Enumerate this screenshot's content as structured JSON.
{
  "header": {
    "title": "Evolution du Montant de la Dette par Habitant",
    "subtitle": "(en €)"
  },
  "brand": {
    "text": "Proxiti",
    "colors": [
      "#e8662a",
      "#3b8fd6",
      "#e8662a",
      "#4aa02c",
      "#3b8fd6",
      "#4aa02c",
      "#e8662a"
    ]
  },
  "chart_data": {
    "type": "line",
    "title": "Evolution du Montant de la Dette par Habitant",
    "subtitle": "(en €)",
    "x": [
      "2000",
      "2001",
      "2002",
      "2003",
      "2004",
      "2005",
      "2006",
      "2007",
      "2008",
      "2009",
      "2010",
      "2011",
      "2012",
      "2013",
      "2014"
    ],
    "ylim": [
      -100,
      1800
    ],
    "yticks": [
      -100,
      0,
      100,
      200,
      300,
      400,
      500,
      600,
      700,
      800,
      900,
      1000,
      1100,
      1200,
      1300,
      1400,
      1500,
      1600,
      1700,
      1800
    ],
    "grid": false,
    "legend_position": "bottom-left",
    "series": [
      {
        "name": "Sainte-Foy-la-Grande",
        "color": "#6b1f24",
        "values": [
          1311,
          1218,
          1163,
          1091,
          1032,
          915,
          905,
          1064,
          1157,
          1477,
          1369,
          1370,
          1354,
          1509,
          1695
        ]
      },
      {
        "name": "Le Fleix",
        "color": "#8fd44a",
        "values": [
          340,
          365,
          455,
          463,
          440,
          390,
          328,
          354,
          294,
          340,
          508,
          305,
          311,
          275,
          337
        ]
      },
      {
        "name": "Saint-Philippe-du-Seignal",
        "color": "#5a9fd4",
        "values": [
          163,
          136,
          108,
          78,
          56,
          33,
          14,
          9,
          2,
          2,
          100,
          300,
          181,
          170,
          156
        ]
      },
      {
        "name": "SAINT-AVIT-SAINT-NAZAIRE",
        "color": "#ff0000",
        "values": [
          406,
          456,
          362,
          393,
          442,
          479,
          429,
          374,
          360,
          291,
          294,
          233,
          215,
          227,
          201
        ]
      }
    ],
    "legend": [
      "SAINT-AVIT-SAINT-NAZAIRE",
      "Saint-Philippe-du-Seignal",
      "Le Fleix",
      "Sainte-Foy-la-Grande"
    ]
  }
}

Challenge:
Say how many lines in the records hold the string "Grande", and say nothing else.

Solution to the exercise:
2